**Aim**
Find and return each line containing "dans".

####

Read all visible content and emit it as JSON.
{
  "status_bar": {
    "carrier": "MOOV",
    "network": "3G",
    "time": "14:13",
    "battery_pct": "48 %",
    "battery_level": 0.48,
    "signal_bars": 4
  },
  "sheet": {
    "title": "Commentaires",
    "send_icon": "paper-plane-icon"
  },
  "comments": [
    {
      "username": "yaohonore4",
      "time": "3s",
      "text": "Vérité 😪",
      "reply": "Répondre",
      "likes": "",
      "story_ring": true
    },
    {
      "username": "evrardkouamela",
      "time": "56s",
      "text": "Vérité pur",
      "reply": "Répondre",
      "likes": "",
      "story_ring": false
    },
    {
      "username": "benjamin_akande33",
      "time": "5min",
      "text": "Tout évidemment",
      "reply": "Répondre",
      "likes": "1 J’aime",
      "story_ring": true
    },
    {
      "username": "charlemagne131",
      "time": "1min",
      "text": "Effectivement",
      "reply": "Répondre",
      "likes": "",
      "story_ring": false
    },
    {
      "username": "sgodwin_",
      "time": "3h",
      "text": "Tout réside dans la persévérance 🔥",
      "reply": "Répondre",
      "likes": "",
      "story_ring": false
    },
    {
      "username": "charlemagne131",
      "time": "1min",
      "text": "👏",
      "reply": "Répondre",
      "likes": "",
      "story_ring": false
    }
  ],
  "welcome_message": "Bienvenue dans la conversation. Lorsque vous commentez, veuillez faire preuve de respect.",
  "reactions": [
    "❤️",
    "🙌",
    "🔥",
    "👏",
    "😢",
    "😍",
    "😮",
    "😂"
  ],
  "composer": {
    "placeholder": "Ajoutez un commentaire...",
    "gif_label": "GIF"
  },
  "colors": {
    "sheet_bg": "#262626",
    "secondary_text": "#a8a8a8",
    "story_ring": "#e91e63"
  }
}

####

**Response**
      "text": "Tout réside dans la persévérance 🔥",
  "welcome_message": "Bienvenue dans la conversation. Lorsque vous commentez, veuillez faire preuve de respect.",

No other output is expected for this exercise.